• _What to do_:
Print all the records exactly, please.

• _Input records_:
* * * * *
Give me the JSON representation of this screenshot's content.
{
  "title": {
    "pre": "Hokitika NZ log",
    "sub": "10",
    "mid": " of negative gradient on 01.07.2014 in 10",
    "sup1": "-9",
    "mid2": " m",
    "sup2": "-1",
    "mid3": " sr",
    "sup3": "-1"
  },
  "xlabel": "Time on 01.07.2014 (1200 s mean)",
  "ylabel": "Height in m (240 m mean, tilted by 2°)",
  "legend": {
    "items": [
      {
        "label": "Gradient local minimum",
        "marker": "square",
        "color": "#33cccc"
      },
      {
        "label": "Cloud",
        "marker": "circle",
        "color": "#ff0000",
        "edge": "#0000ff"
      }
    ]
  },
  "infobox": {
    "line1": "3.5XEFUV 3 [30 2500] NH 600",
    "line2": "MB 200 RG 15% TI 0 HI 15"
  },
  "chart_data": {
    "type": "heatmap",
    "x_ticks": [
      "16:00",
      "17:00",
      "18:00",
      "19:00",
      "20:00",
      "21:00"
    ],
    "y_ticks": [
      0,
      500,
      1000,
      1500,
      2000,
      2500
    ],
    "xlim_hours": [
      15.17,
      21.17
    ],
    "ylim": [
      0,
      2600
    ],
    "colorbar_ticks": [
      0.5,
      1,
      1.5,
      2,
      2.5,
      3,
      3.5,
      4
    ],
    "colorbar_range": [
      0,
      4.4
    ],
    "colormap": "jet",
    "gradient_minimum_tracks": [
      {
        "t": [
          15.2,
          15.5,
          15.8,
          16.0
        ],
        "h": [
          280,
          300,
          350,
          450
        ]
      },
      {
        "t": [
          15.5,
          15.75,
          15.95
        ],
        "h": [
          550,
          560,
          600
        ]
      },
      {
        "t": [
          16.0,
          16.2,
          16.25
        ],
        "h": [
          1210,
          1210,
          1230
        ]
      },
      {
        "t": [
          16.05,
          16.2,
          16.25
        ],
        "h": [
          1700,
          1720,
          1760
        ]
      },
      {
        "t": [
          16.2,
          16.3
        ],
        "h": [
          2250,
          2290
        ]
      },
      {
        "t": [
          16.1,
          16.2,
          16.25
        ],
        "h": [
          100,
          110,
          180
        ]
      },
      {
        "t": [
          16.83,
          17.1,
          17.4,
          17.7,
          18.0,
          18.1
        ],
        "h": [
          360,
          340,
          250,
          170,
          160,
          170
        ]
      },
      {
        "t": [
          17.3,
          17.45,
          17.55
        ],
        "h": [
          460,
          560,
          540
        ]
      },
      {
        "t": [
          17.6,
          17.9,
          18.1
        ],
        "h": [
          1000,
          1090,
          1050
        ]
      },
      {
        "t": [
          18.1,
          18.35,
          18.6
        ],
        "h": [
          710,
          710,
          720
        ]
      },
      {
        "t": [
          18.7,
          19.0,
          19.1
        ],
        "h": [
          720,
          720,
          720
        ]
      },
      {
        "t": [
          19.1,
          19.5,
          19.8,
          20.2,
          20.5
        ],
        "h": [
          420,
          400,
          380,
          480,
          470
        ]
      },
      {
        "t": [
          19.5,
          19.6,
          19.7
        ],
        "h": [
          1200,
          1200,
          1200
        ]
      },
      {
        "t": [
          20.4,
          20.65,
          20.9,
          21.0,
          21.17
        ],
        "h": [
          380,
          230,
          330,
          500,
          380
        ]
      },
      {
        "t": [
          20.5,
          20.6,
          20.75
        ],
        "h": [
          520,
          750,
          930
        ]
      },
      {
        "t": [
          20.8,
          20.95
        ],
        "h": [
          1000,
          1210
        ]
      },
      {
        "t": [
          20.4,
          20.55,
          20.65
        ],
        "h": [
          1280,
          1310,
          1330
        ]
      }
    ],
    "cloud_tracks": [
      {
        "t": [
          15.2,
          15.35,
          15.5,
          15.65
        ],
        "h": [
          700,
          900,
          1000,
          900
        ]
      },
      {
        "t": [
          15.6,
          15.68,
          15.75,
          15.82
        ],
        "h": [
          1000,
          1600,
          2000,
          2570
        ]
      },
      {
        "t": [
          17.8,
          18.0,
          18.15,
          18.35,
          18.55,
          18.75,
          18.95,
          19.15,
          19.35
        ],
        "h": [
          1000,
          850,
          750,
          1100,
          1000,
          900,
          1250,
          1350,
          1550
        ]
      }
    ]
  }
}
* * * * *
• _Answer to this problem_:
Give me the JSON representation of this screenshot's content.
{
  "title": {
    "pre": "Hokitika NZ log",
    "sub": "10",
    "mid": " of negative gradient on 01.07.2014 in 10",
    "sup1": "-9",
    "mid2": " m",
    "sup2": "-1",
    "mid3": " sr",
    "sup3": "-1"
  },
  "xlabel": "Time on 01.07.2014 (1200 s mean)",
  "ylabel": "Height in m (240 m mean, tilted by 2°)",
  "legend": {
    "items": [
      {
        "label": "Gradient local minimum",
        "marker": "square",
        "color": "#33cccc"
      },
      {
        "label": "Cloud",
        "marker": "circle",
        "color": "#ff0000",
        "edge": "#0000ff"
      }
    ]
  },
  "infobox": {
    "line1": "3.5XEFUV 3 [30 2500] NH 600",
    "line2": "MB 200 RG 15% TI 0 HI 15"
  },
  "chart_data": {
    "type": "heatmap",
    "x_ticks": [
      "16:00",
      "17:00",
      "18:00",
      "19:00",
      "20:00",
      "21:00"
    ],
    "y_ticks": [
      0,
      500,
      1000,
      1500,
      2000,
      2500
    ],
    "xlim_hours": [
      15.17,
      21.17
    ],
    "ylim": [
      0,
      2600
    ],
    "colorbar_ticks": [
      0.5,
      1,
      1.5,
      2,
      2.5,
      3,
      3.5,
      4
    ],
    "colorbar_range": [
      0,
      4.4
    ],
    "colormap": "jet",
    "gradient_minimum_tracks": [
      {
        "t": [
          15.2,
          15.5,
          15.8,
          16.0
        ],
        "h": [
          280,
          300,
          350,
          450
        ]
      },
      {
        "t": [
          15.5,
          15.75,
          15.95
        ],
        "h": [
          550,
          560,
          600
        ]
      },
      {
        "t": [
          16.0,
          16.2,
          16.25
        ],
        "h": [
          1210,
          1210,
          1230
        ]
      },
      {
        "t": [
          16.05,
          16.2,
          16.25
        ],
        "h": [
          1700,
          1720,
          1760
        ]
      },
      {
        "t": [
          16.2,
          16.3
        ],
        "h": [
          2250,
          2290
        ]
      },
      {
        "t": [
          16.1,
          16.2,
          16.25
        ],
        "h": [
          100,
          110,
          180
        ]
      },
      {
        "t": [
          16.83,
          17.1,
          17.4,
          17.7,
          18.0,
          18.1
        ],
        "h": [
          360,
          340,
          250,
          170,
          160,
          170
        ]
      },
      {
        "t": [
          17.3,
          17.45,
          17.55
        ],
        "h": [
          460,
          560,
          540
        ]
      },
      {
        "t": [
          17.6,
          17.9,
          18.1
        ],
        "h": [
          1000,
          1090,
          1050
        ]
      },
      {
        "t": [
          18.1,
          18.35,
          18.6
        ],
        "h": [
          710,
          710,
          720
        ]
      },
      {
        "t": [
          18.7,
          19.0,
          19.1
        ],
        "h": [
          720,
          720,
          720
        ]
      },
      {
        "t": [
          19.1,
          19.5,
          19.8,
          20.2,
          20.5
        ],
        "h": [
          420,
          400,
          380,
          480,
          470
        ]
      },
      {
        "t": [
          19.5,
          19.6,
          19.7
        ],
        "h": [
          1200,
          1200,
          1200
        ]
      },
      {
        "t": [
          20.4,
          20.65,
          20.9,
          21.0,
          21.17
        ],
        "h": [
          380,
          230,
          330,
          500,
          380
        ]
      },
      {
        "t": [
          20.5,
          20.6,
          20.75
        ],
        "h": [
          520,
          750,
          930
        ]
      },
      {
        "t": [
          20.8,
          20.95
        ],
        "h": [
          1000,
          1210
        ]
      },
      {
        "t": [
          20.4,
          20.55,
          20.65
        ],
        "h": [
          1280,
          1310,
          1330
        ]
      }
    ],
    "cloud_tracks": [
      {
        "t": [
          15.2,
          15.35,
          15.5,
          15.65
        ],
        "h": [
          700,
          900,
          1000,
          900
        ]
      },
      {
        "t": [
          15.6,
          15.68,
          15.75,
          15.82
        ],
        "h": [
          1000,
          1600,
          2000,
          2570
        ]
      },
      {
        "t": [
          17.8,
          18.0,
          18.15,
          18.35,
          18.55,
          18.75,
          18.95,
          19.15,
          19.35
        ],
        "h": [
          1000,
          850,
          750,
          1100,
          1000,
          900,
          1250,
          1350,
          1550
        ]
      }
    ]
  }
}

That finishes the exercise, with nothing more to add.